> _What is expected_
Search the material for the word "registraron" and report each line where it turns up.

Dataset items
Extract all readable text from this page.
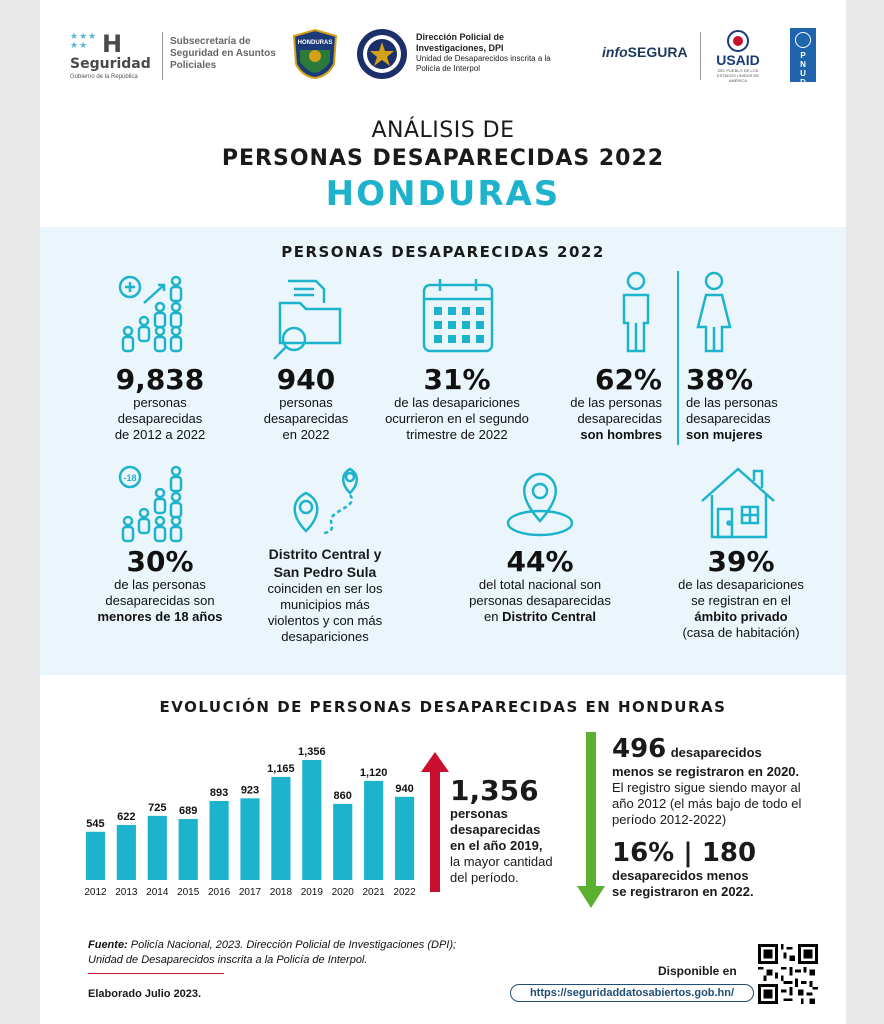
★★★
★★ H
Seguridad
Gobierno de la República
Subsecretaría de Seguridad en Asuntos Policiales
HONDURAS
Dirección Policial de Investigaciones, DPI
Unidad de Desaparecidos inscrita a la Policía de Interpol
infoSEGURA	USAID
DEL PUEBLO DE LOS ESTADOS UNIDOS DE AMÉRICA
P
N
U
D
ANÁLISIS DE
PERSONAS DESAPARECIDAS 2022
HONDURAS
PERSONAS DESAPARECIDAS 2022
9,838
personas
desaparecidas
de 2012 a 2022
940
personas
desaparecidas
en 2022
31%
de las desapariciones
ocurrieron en el segundo
trimestre de 2022
62%
de las personas
desaparecidas
son hombres
38%
de las personas
desaparecidas
son mujeres
-18
30%
de las personas
desaparecidas son
menores de 18 años
Distrito Central y
San Pedro Sula
coinciden en ser los
municipios más
violentos y con más
desapariciones
44%
del total nacional son
personas desaparecidas
en Distrito Central
39%
de las desapariciones
se registran en el
ámbito privado
(casa de habitación)
EVOLUCIÓN DE PERSONAS DESAPARECIDAS EN HONDURAS
545
2012
622
2013
725
2014
689
2015
893
2016
923
2017
1,165
2018
1,356
2019
860
2020
1,120
2021
940
2022
1,356
personas
desaparecidas
en el año 2019,
la mayor cantidad
del período.
496 desaparecidos
menos se registraron en 2020.
El registro sigue siendo mayor al
año 2012 (el más bajo de todo el
período 2012-2022)
16% | 180
desaparecidos menos
se registraron en 2022.
Fuente: Policía Nacional, 2023. Dirección Policial de Investigaciones (DPI);
Unidad de Desaparecidos inscrita a la Policía de Interpol.
Elaborado Julio 2023.
Disponible en
https://seguridaddatosabiertos.gob.hn/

> _Solution to this task_
menos se registraron en 2020.
se registraron en 2022.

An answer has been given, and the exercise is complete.